Data lines:
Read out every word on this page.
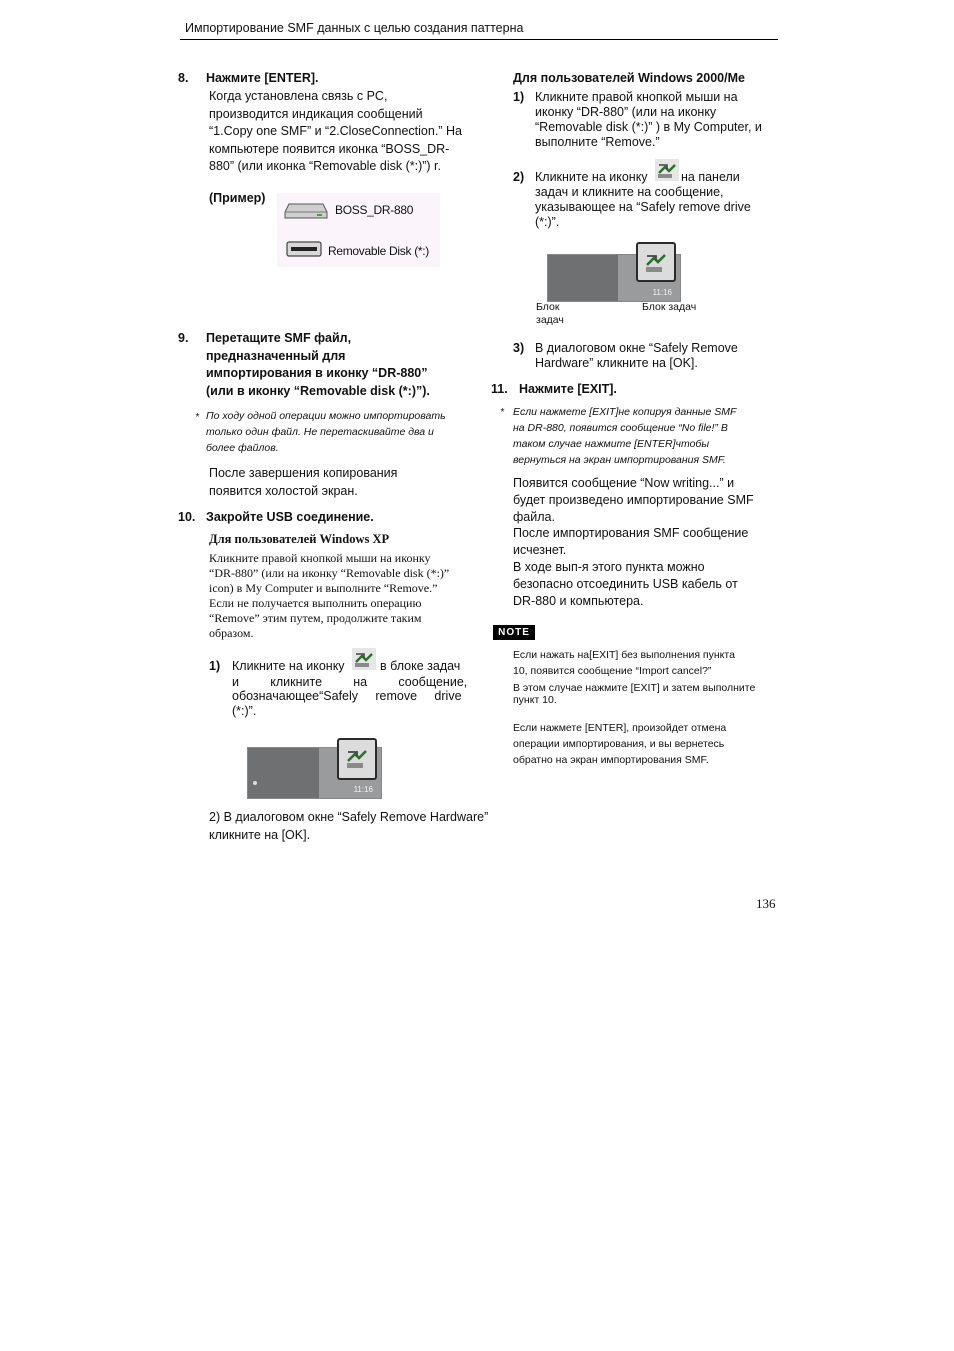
Импортирование SMF данных с целью создания паттерна
8. Нажмите [ENTER].
Когда установлена связь с PC,
производится индикация сообщений
“1.Copy one SMF” и “2.CloseConnection.” На
компьютере появится иконка “BOSS_DR-
880” (или иконка “Removable disk (*:)”) r.
(Пример)
BOSS_DR-880
Removable Disk (*:)
9. Перетащите SMF файл,
предназначенный для
импортирования в иконку “DR-880”
(или в иконку “Removable disk (*:)”).
* По ходу одной операции можно импортировать
только один файл. Не перетаскивайте два и
более файлов.
После завершения копирования
появится холостой экран.
10. Закройте USB соединение.
Для пользователей Windows XP
Кликните правой кнопкой мыши на иконку
“DR-880” (или на иконку “Removable disk (*:)”
icon) в My Computer и выполните “Remove.”
Если не получается выполнить операцию
“Remove” этим путем, продолжите таким
образом.
1) Кликните на иконку	в блоке задач
и         кликните         на         сообщение,
обозначающее“Safely     remove     drive
(*:)”.
11:16
2) В диалоговом окне “Safely Remove Hardware”
кликните на [OK].
Для пользователей Windows 2000/Me
1) Кликните правой кнопкой мыши на
иконку “DR-880” (или на иконку
“Removable disk (*:)” ) в My Computer, и
выполните “Remove.”
2) Кликните на иконку	на панели
задач и кликните на сообщение,
указывающее на “Safely remove drive
(*:)”.
11:16
Блок
задач
Блок задач
3) В диалоговом окне “Safely Remove
Hardware” кликните на [OK].
11. Нажмите [EXIT].
* Если нажмете [EXIT]не копируя данные SMF
на DR-880, появится сообщение “No file!” В
таком случае нажмите [ENTER]чтобы
вернуться на экран импортирования SMF.
Появится сообщение “Now writing...” и
будет произведено импортирование SMF
файла.
После импортирования SMF сообщение
исчезнет.
В ходе вып-я этого пункта можно
безопасно отсоединить USB кабель от
DR-880 и компьютера.
NOTE
Если нажать на[EXIT] без выполнения пункта
10, появится сообщение “Import cancel?”
В этом случае нажмите [EXIT] и затем выполните
пункт 10.
Если нажмете [ENTER], произойдет отмена
операции импортирования, и вы вернетесь
обратно на экран импортирования SMF.
136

What to work on:
Give an exact copy of the material, leaving out every picture.

The response:
Read out every word on this page.
Импортирование SMF данных с целью создания паттерна
8. Нажмите [ENTER].
Когда установлена связь с PC,
производится индикация сообщений
“1.Copy one SMF” и “2.CloseConnection.” На
компьютере появится иконка “BOSS_DR-
880” (или иконка “Removable disk (*:)”) r.
(Пример)
BOSS_DR-880
Removable Disk (*:)
9. Перетащите SMF файл,
предназначенный для
импортирования в иконку “DR-880”
(или в иконку “Removable disk (*:)”).
* По ходу одной операции можно импортировать
только один файл. Не перетаскивайте два и
более файлов.
После завершения копирования
появится холостой экран.
10. Закройте USB соединение.
Для пользователей Windows XP
Кликните правой кнопкой мыши на иконку
“DR-880” (или на иконку “Removable disk (*:)”
icon) в My Computer и выполните “Remove.”
Если не получается выполнить операцию
“Remove” этим путем, продолжите таким
образом.
1) Кликните на иконку	в блоке задач
и         кликните         на         сообщение,
обозначающее“Safely     remove     drive
(*:)”.
11:16
2) В диалоговом окне “Safely Remove Hardware”
кликните на [OK].
Для пользователей Windows 2000/Me
1) Кликните правой кнопкой мыши на
иконку “DR-880” (или на иконку
“Removable disk (*:)” ) в My Computer, и
выполните “Remove.”
2) Кликните на иконку	на панели
задач и кликните на сообщение,
указывающее на “Safely remove drive
(*:)”.
11:16
Блок
задач
Блок задач
3) В диалоговом окне “Safely Remove
Hardware” кликните на [OK].
11. Нажмите [EXIT].
* Если нажмете [EXIT]не копируя данные SMF
на DR-880, появится сообщение “No file!” В
таком случае нажмите [ENTER]чтобы
вернуться на экран импортирования SMF.
Появится сообщение “Now writing...” и
будет произведено импортирование SMF
файла.
После импортирования SMF сообщение
исчезнет.
В ходе вып-я этого пункта можно
безопасно отсоединить USB кабель от
DR-880 и компьютера.
NOTE
Если нажать на[EXIT] без выполнения пункта
10, появится сообщение “Import cancel?”
В этом случае нажмите [EXIT] и затем выполните
пункт 10.
Если нажмете [ENTER], произойдет отмена
операции импортирования, и вы вернетесь
обратно на экран импортирования SMF.
136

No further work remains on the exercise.